[Dataset entries]
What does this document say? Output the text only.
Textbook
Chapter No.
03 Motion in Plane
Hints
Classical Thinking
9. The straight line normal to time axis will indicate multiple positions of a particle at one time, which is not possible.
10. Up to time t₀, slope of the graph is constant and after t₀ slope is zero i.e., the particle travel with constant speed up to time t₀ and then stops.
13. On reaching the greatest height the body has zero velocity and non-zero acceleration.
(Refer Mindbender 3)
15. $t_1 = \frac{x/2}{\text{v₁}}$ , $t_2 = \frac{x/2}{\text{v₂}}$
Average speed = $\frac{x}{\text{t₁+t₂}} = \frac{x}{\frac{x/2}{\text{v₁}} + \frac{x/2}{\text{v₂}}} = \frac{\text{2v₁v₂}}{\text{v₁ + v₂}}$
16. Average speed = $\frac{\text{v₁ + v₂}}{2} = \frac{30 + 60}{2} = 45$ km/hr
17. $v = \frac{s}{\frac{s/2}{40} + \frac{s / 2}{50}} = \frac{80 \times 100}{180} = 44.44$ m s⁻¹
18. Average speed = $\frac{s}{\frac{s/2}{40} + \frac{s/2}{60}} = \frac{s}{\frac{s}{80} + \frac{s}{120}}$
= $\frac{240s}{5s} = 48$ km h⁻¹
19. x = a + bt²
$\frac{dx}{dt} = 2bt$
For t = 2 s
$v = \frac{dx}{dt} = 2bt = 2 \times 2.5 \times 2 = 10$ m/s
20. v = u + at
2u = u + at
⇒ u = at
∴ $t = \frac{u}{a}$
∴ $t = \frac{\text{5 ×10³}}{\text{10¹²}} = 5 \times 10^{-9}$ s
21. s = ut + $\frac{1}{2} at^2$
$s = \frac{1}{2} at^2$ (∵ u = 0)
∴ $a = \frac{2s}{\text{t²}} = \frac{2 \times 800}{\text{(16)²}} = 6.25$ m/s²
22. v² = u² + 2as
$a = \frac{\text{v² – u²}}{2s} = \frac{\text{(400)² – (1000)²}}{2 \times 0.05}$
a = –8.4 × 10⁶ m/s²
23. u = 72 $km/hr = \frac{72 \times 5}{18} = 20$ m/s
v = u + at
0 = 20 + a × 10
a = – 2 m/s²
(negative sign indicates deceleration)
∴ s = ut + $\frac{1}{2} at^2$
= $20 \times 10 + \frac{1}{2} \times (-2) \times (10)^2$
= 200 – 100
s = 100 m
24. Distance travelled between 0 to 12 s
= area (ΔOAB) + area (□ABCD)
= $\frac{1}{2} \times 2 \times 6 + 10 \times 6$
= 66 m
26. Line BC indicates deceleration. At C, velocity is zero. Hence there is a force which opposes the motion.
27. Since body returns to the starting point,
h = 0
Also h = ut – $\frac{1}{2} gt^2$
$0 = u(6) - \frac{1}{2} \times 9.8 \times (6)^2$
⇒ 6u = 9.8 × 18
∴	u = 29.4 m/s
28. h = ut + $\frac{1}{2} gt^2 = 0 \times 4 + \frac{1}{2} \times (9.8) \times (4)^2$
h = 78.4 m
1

WHAT THE EXERCISE ASKS >> Quote each line above in full, word for word.

EXERCISE OUTPUT >>
What does this document say? Output the text only.
Textbook
Chapter No.
03 Motion in Plane
Hints
Classical Thinking
9. The straight line normal to time axis will indicate multiple positions of a particle at one time, which is not possible.
10. Up to time t₀, slope of the graph is constant and after t₀ slope is zero i.e., the particle travel with constant speed up to time t₀ and then stops.
13. On reaching the greatest height the body has zero velocity and non-zero acceleration.
(Refer Mindbender 3)
15. $t_1 = \frac{x/2}{\text{v₁}}$ , $t_2 = \frac{x/2}{\text{v₂}}$
Average speed = $\frac{x}{\text{t₁+t₂}} = \frac{x}{\frac{x/2}{\text{v₁}} + \frac{x/2}{\text{v₂}}} = \frac{\text{2v₁v₂}}{\text{v₁ + v₂}}$
16. Average speed = $\frac{\text{v₁ + v₂}}{2} = \frac{30 + 60}{2} = 45$ km/hr
17. $v = \frac{s}{\frac{s/2}{40} + \frac{s / 2}{50}} = \frac{80 \times 100}{180} = 44.44$ m s⁻¹
18. Average speed = $\frac{s}{\frac{s/2}{40} + \frac{s/2}{60}} = \frac{s}{\frac{s}{80} + \frac{s}{120}}$
= $\frac{240s}{5s} = 48$ km h⁻¹
19. x = a + bt²
$\frac{dx}{dt} = 2bt$
For t = 2 s
$v = \frac{dx}{dt} = 2bt = 2 \times 2.5 \times 2 = 10$ m/s
20. v = u + at
2u = u + at
⇒ u = at
∴ $t = \frac{u}{a}$
∴ $t = \frac{\text{5 ×10³}}{\text{10¹²}} = 5 \times 10^{-9}$ s
21. s = ut + $\frac{1}{2} at^2$
$s = \frac{1}{2} at^2$ (∵ u = 0)
∴ $a = \frac{2s}{\text{t²}} = \frac{2 \times 800}{\text{(16)²}} = 6.25$ m/s²
22. v² = u² + 2as
$a = \frac{\text{v² – u²}}{2s} = \frac{\text{(400)² – (1000)²}}{2 \times 0.05}$
a = –8.4 × 10⁶ m/s²
23. u = 72 $km/hr = \frac{72 \times 5}{18} = 20$ m/s
v = u + at
0 = 20 + a × 10
a = – 2 m/s²
(negative sign indicates deceleration)
∴ s = ut + $\frac{1}{2} at^2$
= $20 \times 10 + \frac{1}{2} \times (-2) \times (10)^2$
= 200 – 100
s = 100 m
24. Distance travelled between 0 to 12 s
= area (ΔOAB) + area (□ABCD)
= $\frac{1}{2} \times 2 \times 6 + 10 \times 6$
= 66 m
26. Line BC indicates deceleration. At C, velocity is zero. Hence there is a force which opposes the motion.
27. Since body returns to the starting point,
h = 0
Also h = ut – $\frac{1}{2} gt^2$
$0 = u(6) - \frac{1}{2} \times 9.8 \times (6)^2$
⇒ 6u = 9.8 × 18
∴	u = 29.4 m/s
28. h = ut + $\frac{1}{2} gt^2 = 0 \times 4 + \frac{1}{2} \times (9.8) \times (4)^2$
h = 78.4 m
1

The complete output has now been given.